** Start of PROVIDED MATERIAL **

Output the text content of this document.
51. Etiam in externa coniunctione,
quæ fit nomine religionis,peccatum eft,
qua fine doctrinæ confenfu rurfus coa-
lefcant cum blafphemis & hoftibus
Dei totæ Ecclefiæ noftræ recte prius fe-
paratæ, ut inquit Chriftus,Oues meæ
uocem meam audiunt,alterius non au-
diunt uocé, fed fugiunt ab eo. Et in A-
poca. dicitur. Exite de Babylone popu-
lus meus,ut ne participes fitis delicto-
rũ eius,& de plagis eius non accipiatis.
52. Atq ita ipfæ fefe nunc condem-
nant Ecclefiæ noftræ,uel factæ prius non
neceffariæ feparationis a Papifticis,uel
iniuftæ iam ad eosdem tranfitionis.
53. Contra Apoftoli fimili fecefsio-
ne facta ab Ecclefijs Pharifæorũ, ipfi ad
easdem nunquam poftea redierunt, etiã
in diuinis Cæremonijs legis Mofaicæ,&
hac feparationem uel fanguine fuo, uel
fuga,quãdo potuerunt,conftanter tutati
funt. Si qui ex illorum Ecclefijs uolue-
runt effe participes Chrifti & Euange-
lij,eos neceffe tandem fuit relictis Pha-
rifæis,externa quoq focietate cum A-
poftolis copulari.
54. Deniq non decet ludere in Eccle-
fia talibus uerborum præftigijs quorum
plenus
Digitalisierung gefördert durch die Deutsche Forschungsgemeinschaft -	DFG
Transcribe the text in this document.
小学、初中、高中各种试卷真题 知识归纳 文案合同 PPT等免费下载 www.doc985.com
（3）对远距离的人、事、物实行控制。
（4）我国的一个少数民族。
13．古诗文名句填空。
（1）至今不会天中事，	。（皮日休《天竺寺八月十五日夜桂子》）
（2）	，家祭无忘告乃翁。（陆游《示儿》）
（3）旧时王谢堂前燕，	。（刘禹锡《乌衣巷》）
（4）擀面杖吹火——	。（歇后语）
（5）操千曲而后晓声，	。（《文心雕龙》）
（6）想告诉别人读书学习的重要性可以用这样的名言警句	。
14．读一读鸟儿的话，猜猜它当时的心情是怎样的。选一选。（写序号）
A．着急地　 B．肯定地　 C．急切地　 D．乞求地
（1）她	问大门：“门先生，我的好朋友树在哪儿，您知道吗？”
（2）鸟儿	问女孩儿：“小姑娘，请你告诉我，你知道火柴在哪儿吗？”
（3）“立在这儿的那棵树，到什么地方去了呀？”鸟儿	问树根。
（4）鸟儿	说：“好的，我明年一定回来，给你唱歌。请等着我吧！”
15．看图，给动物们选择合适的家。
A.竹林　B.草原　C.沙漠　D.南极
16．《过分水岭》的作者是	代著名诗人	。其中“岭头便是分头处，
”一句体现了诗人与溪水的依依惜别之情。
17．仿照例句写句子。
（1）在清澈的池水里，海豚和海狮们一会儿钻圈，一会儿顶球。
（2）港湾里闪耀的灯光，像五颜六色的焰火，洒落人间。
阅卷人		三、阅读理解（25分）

** End of PROVIDED MATERIAL **

## OBJECTIVE
Extract the full listing above without altering anything.

## ANSWER TO THIS TASK
Output the text content of this document.
51. Etiam in externa coniunctione,
quæ fit nomine religionis,peccatum eft,
qua fine doctrinæ confenfu rurfus coa-
lefcant cum blafphemis & hoftibus
Dei totæ Ecclefiæ noftræ recte prius fe-
paratæ, ut inquit Chriftus,Oues meæ
uocem meam audiunt,alterius non au-
diunt uocé, fed fugiunt ab eo. Et in A-
poca. dicitur. Exite de Babylone popu-
lus meus,ut ne participes fitis delicto-
rũ eius,& de plagis eius non accipiatis.
52. Atq ita ipfæ fefe nunc condem-
nant Ecclefiæ noftræ,uel factæ prius non
neceffariæ feparationis a Papifticis,uel
iniuftæ iam ad eosdem tranfitionis.
53. Contra Apoftoli fimili fecefsio-
ne facta ab Ecclefijs Pharifæorũ, ipfi ad
easdem nunquam poftea redierunt, etiã
in diuinis Cæremonijs legis Mofaicæ,&
hac feparationem uel fanguine fuo, uel
fuga,quãdo potuerunt,conftanter tutati
funt. Si qui ex illorum Ecclefijs uolue-
runt effe participes Chrifti & Euange-
lij,eos neceffe tandem fuit relictis Pha-
rifæis,externa quoq focietate cum A-
poftolis copulari.
54. Deniq non decet ludere in Eccle-
fia talibus uerborum præftigijs quorum
plenus
Digitalisierung gefördert durch die Deutsche Forschungsgemeinschaft -	DFG
Transcribe the text in this document.
小学、初中、高中各种试卷真题 知识归纳 文案合同 PPT等免费下载 www.doc985.com
（3）对远距离的人、事、物实行控制。
（4）我国的一个少数民族。
13．古诗文名句填空。
（1）至今不会天中事，	。（皮日休《天竺寺八月十五日夜桂子》）
（2）	，家祭无忘告乃翁。（陆游《示儿》）
（3）旧时王谢堂前燕，	。（刘禹锡《乌衣巷》）
（4）擀面杖吹火——	。（歇后语）
（5）操千曲而后晓声，	。（《文心雕龙》）
（6）想告诉别人读书学习的重要性可以用这样的名言警句	。
14．读一读鸟儿的话，猜猜它当时的心情是怎样的。选一选。（写序号）
A．着急地　 B．肯定地　 C．急切地　 D．乞求地
（1）她	问大门：“门先生，我的好朋友树在哪儿，您知道吗？”
（2）鸟儿	问女孩儿：“小姑娘，请你告诉我，你知道火柴在哪儿吗？”
（3）“立在这儿的那棵树，到什么地方去了呀？”鸟儿	问树根。
（4）鸟儿	说：“好的，我明年一定回来，给你唱歌。请等着我吧！”
15．看图，给动物们选择合适的家。
A.竹林　B.草原　C.沙漠　D.南极
16．《过分水岭》的作者是	代著名诗人	。其中“岭头便是分头处，
”一句体现了诗人与溪水的依依惜别之情。
17．仿照例句写句子。
（1）在清澈的池水里，海豚和海狮们一会儿钻圈，一会儿顶球。
（2）港湾里闪耀的灯光，像五颜六色的焰火，洒落人间。
阅卷人		三、阅读理解（25分）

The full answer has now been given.